Stored records:
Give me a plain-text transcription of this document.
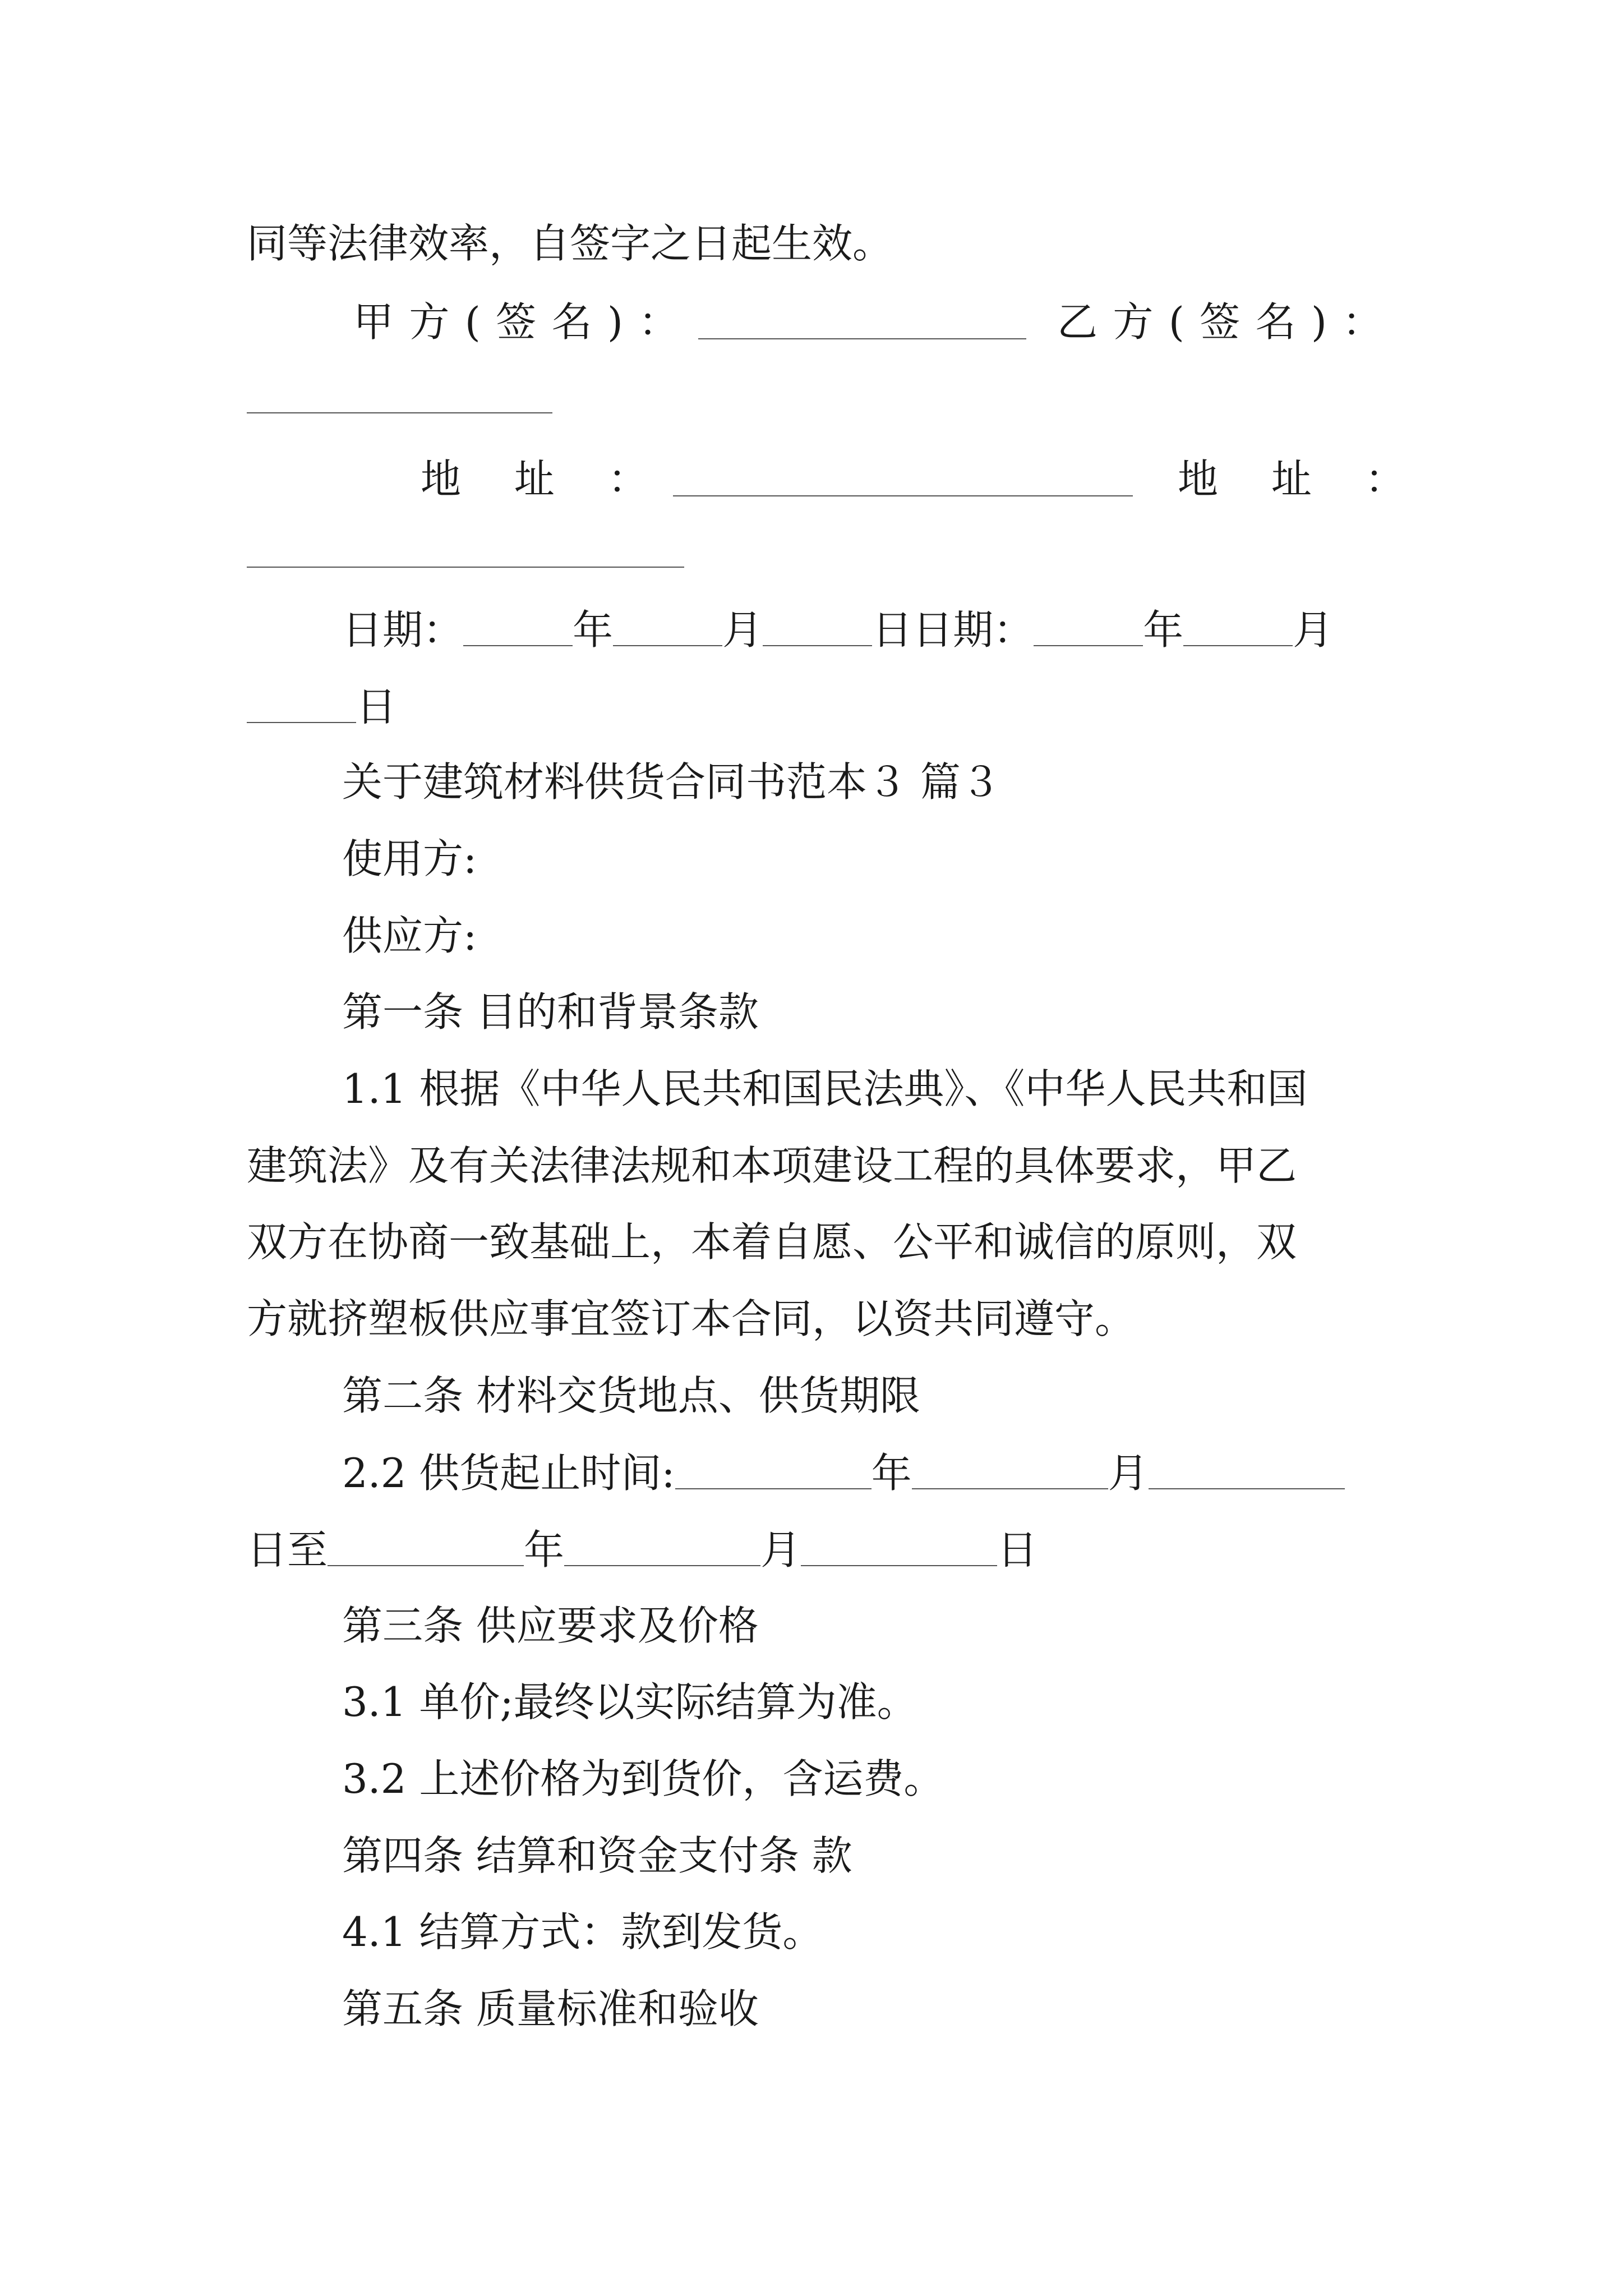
同等法律效率，自签字之日起生效。
甲方(签名)：	乙方(签名)：
地 址 ：	地 址 ：
日期：	年	月	日日期：	年	月
日
关于建筑材料供货合同书范本３ 篇３
使用方:
供应方:
第一条 目的和背景条款
1.1 根据《中华人民共和国民法典》、《中华人民共和国
建筑法》及有关法律法规和本项建设工程的具体要求，甲乙
双方在协商一致基础上，本着自愿、公平和诚信的原则，双
方就挤塑板供应事宜签订本合同，以资共同遵守。
第二条 材料交货地点、供货期限
2.2 供货起止时间:	年	月
日至	年	月	日
第三条 供应要求及价格
3.1 单价;最终以实际结算为准。
3.2 上述价格为到货价，含运费。
第四条 结算和资金支付条 款
4.1 结算方式：款到发货。
第五条 质量标准和验收
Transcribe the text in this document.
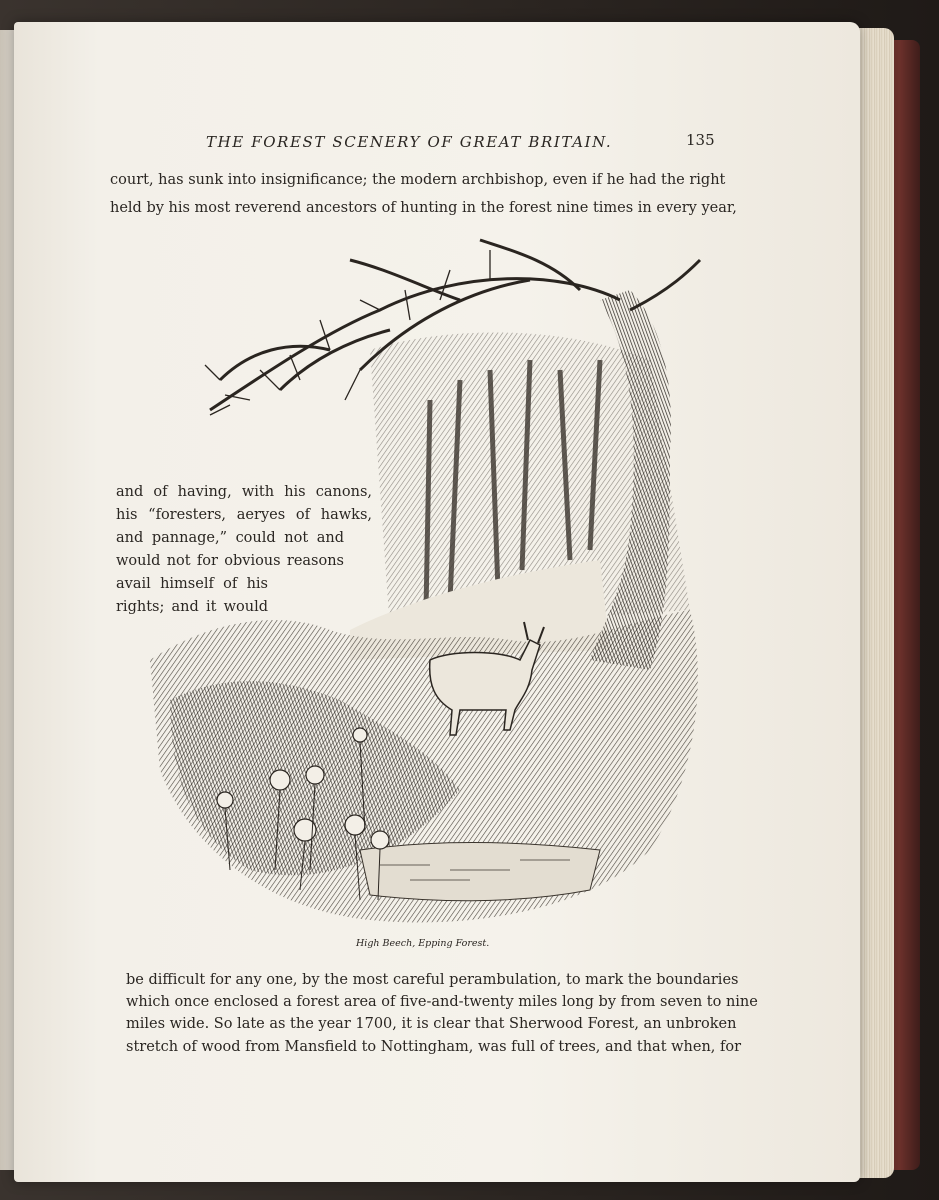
THE FOREST SCENERY OF GREAT BRITAIN.	135
court, has sunk into insignificance; the modern archbishop, even if he had the right
held by his most reverend ancestors of hunting in the forest nine times in every year,
and of having, with his canons,
his “foresters, aeryes of hawks,
and pannage,” could not and
would not for obvious reasons
avail himself of his
rights; and it would
High Beech, Epping Forest.
be difficult for any one, by the most careful perambulation, to mark the boundaries
which once enclosed a forest area of five-and-twenty miles long by from seven to nine
miles wide. So late as the year 1700, it is clear that Sherwood Forest, an unbroken
stretch of wood from Mansfield to Nottingham, was full of trees, and that when, for
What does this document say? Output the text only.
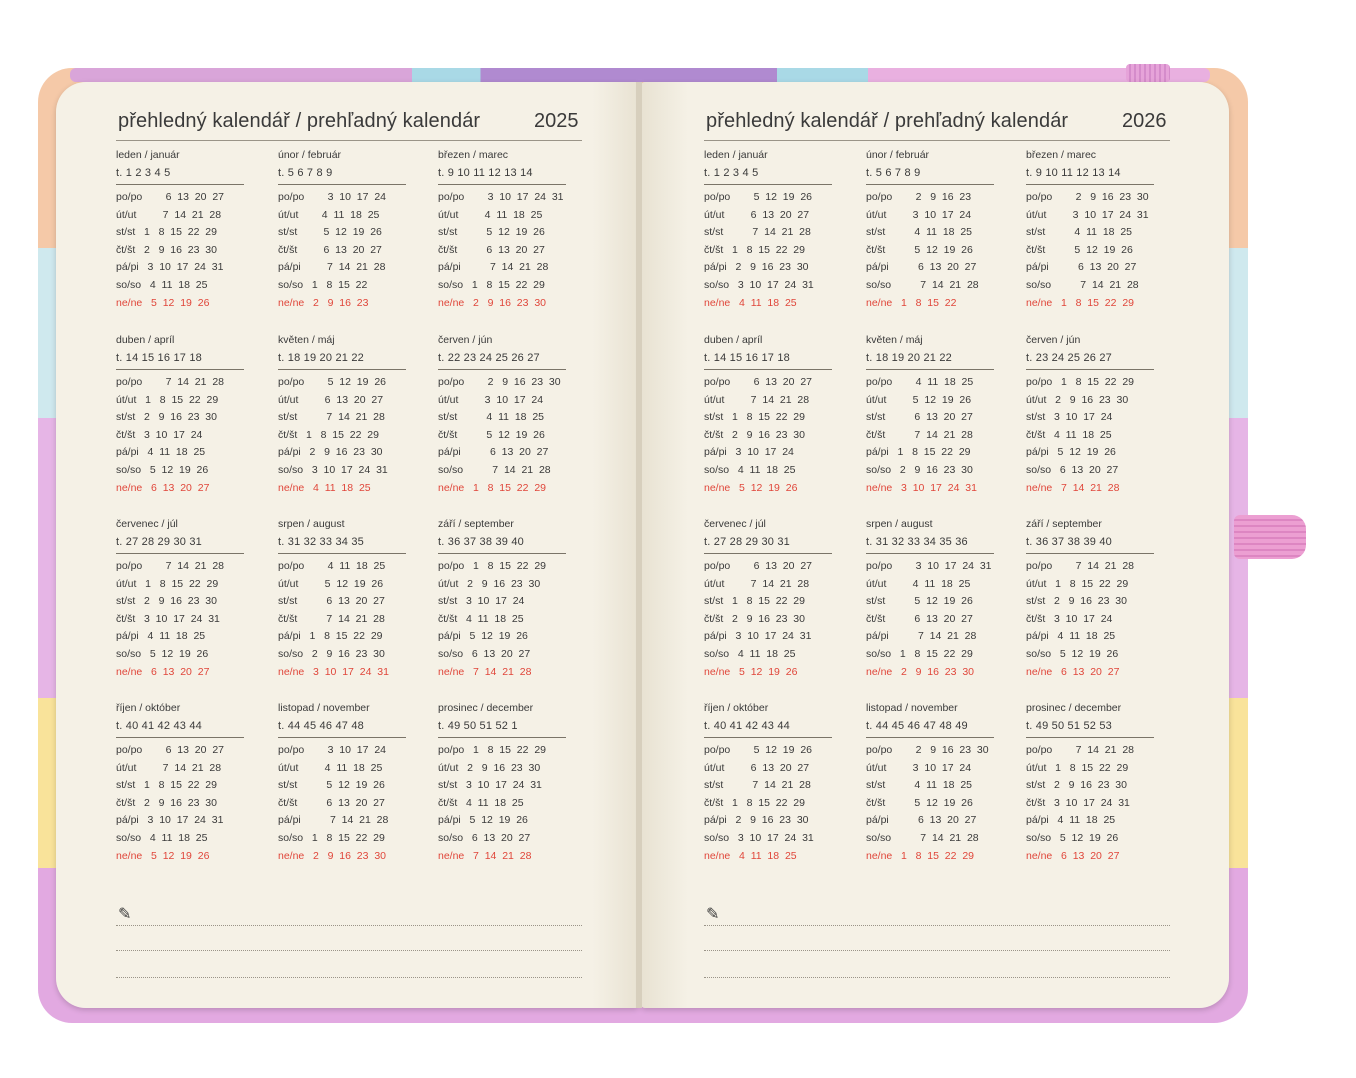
přehledný kalendář / prehľadný kalendár	2025	přehledný kalendář / prehľadný kalendár	2026
leden / január
t. 1 2 3 4 5
po/po        6  13  20  27
út/ut         7  14  21  28
st/st   1   8  15  22  29
čt/št   2   9  16  23  30
pá/pi   3  10  17  24  31
so/so   4  11  18  25
ne/ne   5  12  19  26
únor / február
t. 5 6 7 8 9
po/po        3  10  17  24
út/ut        4  11  18  25
st/st         5  12  19  26
čt/št         6  13  20  27
pá/pi         7  14  21  28
so/so   1   8  15  22
ne/ne   2   9  16  23
březen / marec
t. 9 10 11 12 13 14
po/po        3  10  17  24  31
út/ut         4  11  18  25
st/st          5  12  19  26
čt/št          6  13  20  27
pá/pi          7  14  21  28
so/so   1   8  15  22  29
ne/ne   2   9  16  23  30
duben / apríl
t. 14 15 16 17 18
po/po        7  14  21  28
út/ut   1   8  15  22  29
st/st   2   9  16  23  30
čt/št   3  10  17  24
pá/pi   4  11  18  25
so/so   5  12  19  26
ne/ne   6  13  20  27
květen / máj
t. 18 19 20 21 22
po/po        5  12  19  26
út/ut         6  13  20  27
st/st          7  14  21  28
čt/št   1   8  15  22  29
pá/pi   2   9  16  23  30
so/so   3  10  17  24  31
ne/ne   4  11  18  25
červen / jún
t. 22 23 24 25 26 27
po/po        2   9  16  23  30
út/ut         3  10  17  24
st/st          4  11  18  25
čt/št          5  12  19  26
pá/pi          6  13  20  27
so/so          7  14  21  28
ne/ne   1   8  15  22  29
červenec / júl
t. 27 28 29 30 31
po/po        7  14  21  28
út/ut   1   8  15  22  29
st/st   2   9  16  23  30
čt/št   3  10  17  24  31
pá/pi   4  11  18  25
so/so   5  12  19  26
ne/ne   6  13  20  27
srpen / august
t. 31 32 33 34 35
po/po        4  11  18  25
út/ut         5  12  19  26
st/st          6  13  20  27
čt/št          7  14  21  28
pá/pi   1   8  15  22  29
so/so   2   9  16  23  30
ne/ne   3  10  17  24  31
září / september
t. 36 37 38 39 40
po/po   1   8  15  22  29
út/ut   2   9  16  23  30
st/st   3  10  17  24
čt/št   4  11  18  25
pá/pi   5  12  19  26
so/so   6  13  20  27
ne/ne   7  14  21  28
říjen / október
t. 40 41 42 43 44
po/po        6  13  20  27
út/ut         7  14  21  28
st/st   1   8  15  22  29
čt/št   2   9  16  23  30
pá/pi   3  10  17  24  31
so/so   4  11  18  25
ne/ne   5  12  19  26
listopad / november
t. 44 45 46 47 48
po/po        3  10  17  24
út/ut         4  11  18  25
st/st          5  12  19  26
čt/št          6  13  20  27
pá/pi          7  14  21  28
so/so   1   8  15  22  29
ne/ne   2   9  16  23  30
prosinec / december
t. 49 50 51 52 1
po/po   1   8  15  22  29
út/ut   2   9  16  23  30
st/st   3  10  17  24  31
čt/št   4  11  18  25
pá/pi   5  12  19  26
so/so   6  13  20  27
ne/ne   7  14  21  28
leden / január
t. 1 2 3 4 5
po/po        5  12  19  26
út/ut         6  13  20  27
st/st          7  14  21  28
čt/št   1   8  15  22  29
pá/pi   2   9  16  23  30
so/so   3  10  17  24  31
ne/ne   4  11  18  25
únor / február
t. 5 6 7 8 9
po/po        2   9  16  23
út/ut         3  10  17  24
st/st          4  11  18  25
čt/št          5  12  19  26
pá/pi          6  13  20  27
so/so          7  14  21  28
ne/ne   1   8  15  22
březen / marec
t. 9 10 11 12 13 14
po/po        2   9  16  23  30
út/ut         3  10  17  24  31
st/st          4  11  18  25
čt/št          5  12  19  26
pá/pi          6  13  20  27
so/so          7  14  21  28
ne/ne   1   8  15  22  29
duben / apríl
t. 14 15 16 17 18
po/po        6  13  20  27
út/ut         7  14  21  28
st/st   1   8  15  22  29
čt/št   2   9  16  23  30
pá/pi   3  10  17  24
so/so   4  11  18  25
ne/ne   5  12  19  26
květen / máj
t. 18 19 20 21 22
po/po        4  11  18  25
út/ut         5  12  19  26
st/st          6  13  20  27
čt/št          7  14  21  28
pá/pi   1   8  15  22  29
so/so   2   9  16  23  30
ne/ne   3  10  17  24  31
červen / jún
t. 23 24 25 26 27
po/po   1   8  15  22  29
út/ut   2   9  16  23  30
st/st   3  10  17  24
čt/št   4  11  18  25
pá/pi   5  12  19  26
so/so   6  13  20  27
ne/ne   7  14  21  28
červenec / júl
t. 27 28 29 30 31
po/po        6  13  20  27
út/ut         7  14  21  28
st/st   1   8  15  22  29
čt/št   2   9  16  23  30
pá/pi   3  10  17  24  31
so/so   4  11  18  25
ne/ne   5  12  19  26
srpen / august
t. 31 32 33 34 35 36
po/po        3  10  17  24  31
út/ut         4  11  18  25
st/st          5  12  19  26
čt/št          6  13  20  27
pá/pi          7  14  21  28
so/so   1   8  15  22  29
ne/ne   2   9  16  23  30
září / september
t. 36 37 38 39 40
po/po        7  14  21  28
út/ut   1   8  15  22  29
st/st   2   9  16  23  30
čt/št   3  10  17  24
pá/pi   4  11  18  25
so/so   5  12  19  26
ne/ne   6  13  20  27
říjen / október
t. 40 41 42 43 44
po/po        5  12  19  26
út/ut         6  13  20  27
st/st          7  14  21  28
čt/št   1   8  15  22  29
pá/pi   2   9  16  23  30
so/so   3  10  17  24  31
ne/ne   4  11  18  25
listopad / november
t. 44 45 46 47 48 49
po/po        2   9  16  23  30
út/ut         3  10  17  24
st/st          4  11  18  25
čt/št          5  12  19  26
pá/pi          6  13  20  27
so/so          7  14  21  28
ne/ne   1   8  15  22  29
prosinec / december
t. 49 50 51 52 53
po/po        7  14  21  28
út/ut   1   8  15  22  29
st/st   2   9  16  23  30
čt/št   3  10  17  24  31
pá/pi   4  11  18  25
so/so   5  12  19  26
ne/ne   6  13  20  27
✎	✎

**Task goal:** Copy and report every line where the word "document" is present.

**Expected output:**
Give me a plain-text transcription of this document.
Transcribe the text in this document.
What does this document say? Output the text only.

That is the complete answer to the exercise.